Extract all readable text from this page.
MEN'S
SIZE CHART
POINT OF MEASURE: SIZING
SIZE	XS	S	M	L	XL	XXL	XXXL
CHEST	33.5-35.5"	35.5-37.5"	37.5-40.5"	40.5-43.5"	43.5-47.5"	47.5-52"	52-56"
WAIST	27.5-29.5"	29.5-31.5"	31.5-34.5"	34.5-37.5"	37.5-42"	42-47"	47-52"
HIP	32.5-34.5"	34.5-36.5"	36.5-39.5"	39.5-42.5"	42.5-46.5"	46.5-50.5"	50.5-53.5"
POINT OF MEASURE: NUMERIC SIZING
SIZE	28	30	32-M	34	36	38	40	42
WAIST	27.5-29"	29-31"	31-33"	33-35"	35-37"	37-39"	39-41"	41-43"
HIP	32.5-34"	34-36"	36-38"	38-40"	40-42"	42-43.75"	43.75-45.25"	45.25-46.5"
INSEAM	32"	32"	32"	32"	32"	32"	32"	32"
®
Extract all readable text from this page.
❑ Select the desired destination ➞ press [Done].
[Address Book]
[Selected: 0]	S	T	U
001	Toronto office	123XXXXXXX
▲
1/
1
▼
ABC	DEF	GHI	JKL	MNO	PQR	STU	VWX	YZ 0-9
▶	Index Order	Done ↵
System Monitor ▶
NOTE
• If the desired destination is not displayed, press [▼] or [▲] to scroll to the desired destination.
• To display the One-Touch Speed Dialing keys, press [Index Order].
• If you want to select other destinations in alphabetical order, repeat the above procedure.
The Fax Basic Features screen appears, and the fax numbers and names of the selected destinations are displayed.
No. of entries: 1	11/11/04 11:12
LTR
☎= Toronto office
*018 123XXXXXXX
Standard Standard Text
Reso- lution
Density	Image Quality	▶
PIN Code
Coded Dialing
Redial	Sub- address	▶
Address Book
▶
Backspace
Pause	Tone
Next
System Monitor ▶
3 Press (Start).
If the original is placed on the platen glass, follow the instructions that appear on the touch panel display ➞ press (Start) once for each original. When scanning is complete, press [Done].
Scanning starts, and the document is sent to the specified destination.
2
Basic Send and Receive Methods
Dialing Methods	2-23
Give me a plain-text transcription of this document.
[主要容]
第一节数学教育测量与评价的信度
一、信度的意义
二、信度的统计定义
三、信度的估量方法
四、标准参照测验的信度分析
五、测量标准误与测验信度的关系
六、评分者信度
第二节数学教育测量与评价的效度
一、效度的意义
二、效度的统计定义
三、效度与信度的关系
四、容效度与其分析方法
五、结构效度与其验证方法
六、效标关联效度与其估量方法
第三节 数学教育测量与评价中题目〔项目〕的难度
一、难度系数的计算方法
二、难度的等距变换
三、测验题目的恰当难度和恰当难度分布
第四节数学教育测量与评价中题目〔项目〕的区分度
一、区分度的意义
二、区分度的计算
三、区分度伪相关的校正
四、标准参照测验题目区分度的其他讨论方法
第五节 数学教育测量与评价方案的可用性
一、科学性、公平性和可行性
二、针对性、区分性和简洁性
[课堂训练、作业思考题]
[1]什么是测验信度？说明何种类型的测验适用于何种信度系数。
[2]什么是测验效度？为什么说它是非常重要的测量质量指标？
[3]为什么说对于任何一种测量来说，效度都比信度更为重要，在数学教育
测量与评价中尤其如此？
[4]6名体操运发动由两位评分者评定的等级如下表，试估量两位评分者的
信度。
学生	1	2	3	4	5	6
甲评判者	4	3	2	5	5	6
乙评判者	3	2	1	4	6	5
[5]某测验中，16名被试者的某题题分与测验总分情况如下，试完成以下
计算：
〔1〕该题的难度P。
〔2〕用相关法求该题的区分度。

......

=== EXERCISE ===
All of the material above needs to be retyped word for word.

=== FULL OUTPUT ===
Extract all readable text from this page.
MEN'S
SIZE CHART
POINT OF MEASURE: SIZING
SIZE	XS	S	M	L	XL	XXL	XXXL
CHEST	33.5-35.5"	35.5-37.5"	37.5-40.5"	40.5-43.5"	43.5-47.5"	47.5-52"	52-56"
WAIST	27.5-29.5"	29.5-31.5"	31.5-34.5"	34.5-37.5"	37.5-42"	42-47"	47-52"
HIP	32.5-34.5"	34.5-36.5"	36.5-39.5"	39.5-42.5"	42.5-46.5"	46.5-50.5"	50.5-53.5"
POINT OF MEASURE: NUMERIC SIZING
SIZE	28	30	32-M	34	36	38	40	42
WAIST	27.5-29"	29-31"	31-33"	33-35"	35-37"	37-39"	39-41"	41-43"
HIP	32.5-34"	34-36"	36-38"	38-40"	40-42"	42-43.75"	43.75-45.25"	45.25-46.5"
INSEAM	32"	32"	32"	32"	32"	32"	32"	32"
®
Extract all readable text from this page.
❑ Select the desired destination ➞ press [Done].
[Address Book]
[Selected: 0]	S	T	U
001	Toronto office	123XXXXXXX
▲
1/
1
▼
ABC	DEF	GHI	JKL	MNO	PQR	STU	VWX	YZ 0-9
▶	Index Order	Done ↵
System Monitor ▶
NOTE
• If the desired destination is not displayed, press [▼] or [▲] to scroll to the desired destination.
• To display the One-Touch Speed Dialing keys, press [Index Order].
• If you want to select other destinations in alphabetical order, repeat the above procedure.
The Fax Basic Features screen appears, and the fax numbers and names of the selected destinations are displayed.
No. of entries: 1	11/11/04 11:12
LTR
☎= Toronto office
*018 123XXXXXXX
Standard Standard Text
Reso- lution
Density	Image Quality	▶
PIN Code
Coded Dialing
Redial	Sub- address	▶
Address Book
▶
Backspace
Pause	Tone
Next
System Monitor ▶
3 Press (Start).
If the original is placed on the platen glass, follow the instructions that appear on the touch panel display ➞ press (Start) once for each original. When scanning is complete, press [Done].
Scanning starts, and the document is sent to the specified destination.
2
Basic Send and Receive Methods
Dialing Methods	2-23
Give me a plain-text transcription of this document.
[主要容]
第一节数学教育测量与评价的信度
一、信度的意义
二、信度的统计定义
三、信度的估量方法
四、标准参照测验的信度分析
五、测量标准误与测验信度的关系
六、评分者信度
第二节数学教育测量与评价的效度
一、效度的意义
二、效度的统计定义
三、效度与信度的关系
四、容效度与其分析方法
五、结构效度与其验证方法
六、效标关联效度与其估量方法
第三节 数学教育测量与评价中题目〔项目〕的难度
一、难度系数的计算方法
二、难度的等距变换
三、测验题目的恰当难度和恰当难度分布
第四节数学教育测量与评价中题目〔项目〕的区分度
一、区分度的意义
二、区分度的计算
三、区分度伪相关的校正
四、标准参照测验题目区分度的其他讨论方法
第五节 数学教育测量与评价方案的可用性
一、科学性、公平性和可行性
二、针对性、区分性和简洁性
[课堂训练、作业思考题]
[1]什么是测验信度？说明何种类型的测验适用于何种信度系数。
[2]什么是测验效度？为什么说它是非常重要的测量质量指标？
[3]为什么说对于任何一种测量来说，效度都比信度更为重要，在数学教育
测量与评价中尤其如此？
[4]6名体操运发动由两位评分者评定的等级如下表，试估量两位评分者的
信度。
学生	1	2	3	4	5	6
甲评判者	4	3	2	5	5	6
乙评判者	3	2	1	4	6	5
[5]某测验中，16名被试者的某题题分与测验总分情况如下，试完成以下
计算：
〔1〕该题的难度P。
〔2〕用相关法求该题的区分度。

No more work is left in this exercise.